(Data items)

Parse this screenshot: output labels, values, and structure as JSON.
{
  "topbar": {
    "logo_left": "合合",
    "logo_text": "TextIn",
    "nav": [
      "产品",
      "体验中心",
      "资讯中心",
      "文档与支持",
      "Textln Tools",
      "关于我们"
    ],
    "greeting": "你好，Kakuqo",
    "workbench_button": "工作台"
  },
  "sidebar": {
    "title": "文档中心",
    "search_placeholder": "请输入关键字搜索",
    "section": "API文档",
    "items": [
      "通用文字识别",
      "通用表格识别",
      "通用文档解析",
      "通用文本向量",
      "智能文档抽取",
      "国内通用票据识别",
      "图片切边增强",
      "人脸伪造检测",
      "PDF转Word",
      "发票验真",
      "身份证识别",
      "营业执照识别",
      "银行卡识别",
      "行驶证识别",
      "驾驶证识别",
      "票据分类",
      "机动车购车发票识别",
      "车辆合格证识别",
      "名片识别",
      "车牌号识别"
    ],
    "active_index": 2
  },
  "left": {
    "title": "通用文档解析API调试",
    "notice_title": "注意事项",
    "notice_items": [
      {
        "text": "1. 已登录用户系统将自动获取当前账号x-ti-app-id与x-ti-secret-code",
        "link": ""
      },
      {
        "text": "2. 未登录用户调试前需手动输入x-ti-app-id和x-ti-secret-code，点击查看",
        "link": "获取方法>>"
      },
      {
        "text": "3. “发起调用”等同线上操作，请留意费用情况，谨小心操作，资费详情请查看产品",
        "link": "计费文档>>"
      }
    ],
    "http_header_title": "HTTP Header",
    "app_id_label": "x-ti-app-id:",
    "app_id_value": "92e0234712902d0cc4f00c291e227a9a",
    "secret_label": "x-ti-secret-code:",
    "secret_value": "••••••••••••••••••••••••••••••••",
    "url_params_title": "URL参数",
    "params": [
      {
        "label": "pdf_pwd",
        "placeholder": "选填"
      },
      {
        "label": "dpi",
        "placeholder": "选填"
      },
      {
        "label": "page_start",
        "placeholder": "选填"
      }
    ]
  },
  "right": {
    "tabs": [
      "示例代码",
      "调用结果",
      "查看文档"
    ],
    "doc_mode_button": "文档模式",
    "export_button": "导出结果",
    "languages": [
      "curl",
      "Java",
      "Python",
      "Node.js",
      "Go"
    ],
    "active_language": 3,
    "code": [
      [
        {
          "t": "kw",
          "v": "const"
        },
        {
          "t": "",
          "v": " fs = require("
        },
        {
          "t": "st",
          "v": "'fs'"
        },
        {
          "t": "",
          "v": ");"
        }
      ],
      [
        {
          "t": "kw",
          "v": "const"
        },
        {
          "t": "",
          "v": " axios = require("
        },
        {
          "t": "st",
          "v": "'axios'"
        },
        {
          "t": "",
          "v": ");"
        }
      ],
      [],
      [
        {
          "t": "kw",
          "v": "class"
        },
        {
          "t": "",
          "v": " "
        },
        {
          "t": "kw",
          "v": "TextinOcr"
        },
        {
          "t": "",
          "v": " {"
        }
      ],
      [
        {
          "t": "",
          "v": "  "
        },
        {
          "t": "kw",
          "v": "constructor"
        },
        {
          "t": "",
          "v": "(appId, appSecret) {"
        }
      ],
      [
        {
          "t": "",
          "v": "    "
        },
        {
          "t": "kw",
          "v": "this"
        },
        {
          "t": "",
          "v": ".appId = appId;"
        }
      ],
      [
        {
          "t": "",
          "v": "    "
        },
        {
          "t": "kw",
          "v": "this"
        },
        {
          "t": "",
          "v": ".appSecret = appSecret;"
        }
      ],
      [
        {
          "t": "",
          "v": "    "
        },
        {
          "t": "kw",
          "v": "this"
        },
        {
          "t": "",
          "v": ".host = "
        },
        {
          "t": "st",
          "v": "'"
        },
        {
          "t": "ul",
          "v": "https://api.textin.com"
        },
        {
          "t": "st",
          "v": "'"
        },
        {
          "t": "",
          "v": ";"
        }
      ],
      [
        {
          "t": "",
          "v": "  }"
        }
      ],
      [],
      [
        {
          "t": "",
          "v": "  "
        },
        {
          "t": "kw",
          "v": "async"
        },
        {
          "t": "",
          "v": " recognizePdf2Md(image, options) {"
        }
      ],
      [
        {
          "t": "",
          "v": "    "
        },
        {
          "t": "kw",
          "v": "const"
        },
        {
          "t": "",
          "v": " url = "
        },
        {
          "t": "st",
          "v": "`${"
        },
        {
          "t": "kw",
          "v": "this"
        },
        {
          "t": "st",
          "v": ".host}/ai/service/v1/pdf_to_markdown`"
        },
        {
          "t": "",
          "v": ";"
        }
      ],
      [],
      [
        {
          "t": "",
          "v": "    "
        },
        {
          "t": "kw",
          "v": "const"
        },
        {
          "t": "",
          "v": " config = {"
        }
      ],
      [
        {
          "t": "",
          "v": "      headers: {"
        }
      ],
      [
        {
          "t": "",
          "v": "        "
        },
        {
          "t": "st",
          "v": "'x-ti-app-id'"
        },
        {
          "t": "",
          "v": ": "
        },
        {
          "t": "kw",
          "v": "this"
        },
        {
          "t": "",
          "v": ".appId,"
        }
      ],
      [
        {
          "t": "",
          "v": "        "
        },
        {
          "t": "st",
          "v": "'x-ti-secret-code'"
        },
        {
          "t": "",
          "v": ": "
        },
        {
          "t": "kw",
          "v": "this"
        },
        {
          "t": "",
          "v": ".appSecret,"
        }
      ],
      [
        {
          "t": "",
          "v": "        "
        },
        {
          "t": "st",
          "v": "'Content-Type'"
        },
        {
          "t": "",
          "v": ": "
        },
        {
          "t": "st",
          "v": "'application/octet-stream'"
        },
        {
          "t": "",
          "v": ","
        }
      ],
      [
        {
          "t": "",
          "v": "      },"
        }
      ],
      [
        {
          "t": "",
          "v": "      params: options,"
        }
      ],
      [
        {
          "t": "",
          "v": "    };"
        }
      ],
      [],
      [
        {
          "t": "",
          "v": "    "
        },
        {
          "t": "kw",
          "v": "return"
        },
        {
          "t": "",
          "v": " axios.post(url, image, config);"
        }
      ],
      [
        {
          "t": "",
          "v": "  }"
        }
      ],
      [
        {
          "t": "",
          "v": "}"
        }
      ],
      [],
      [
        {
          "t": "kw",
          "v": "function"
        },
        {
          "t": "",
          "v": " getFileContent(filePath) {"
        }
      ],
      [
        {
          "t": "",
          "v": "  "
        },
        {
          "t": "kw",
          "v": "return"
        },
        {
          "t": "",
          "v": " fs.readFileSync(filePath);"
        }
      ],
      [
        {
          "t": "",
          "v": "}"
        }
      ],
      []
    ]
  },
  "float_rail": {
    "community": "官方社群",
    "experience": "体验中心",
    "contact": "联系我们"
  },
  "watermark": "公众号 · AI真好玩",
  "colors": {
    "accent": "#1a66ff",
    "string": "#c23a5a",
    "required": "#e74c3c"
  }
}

- _Given problem_
Show the lines of the records that include the string "image".

- _Exercise response_
          "v": " recognizePdf2Md(image, options) {"
          "v": " axios.post(url, image, config);"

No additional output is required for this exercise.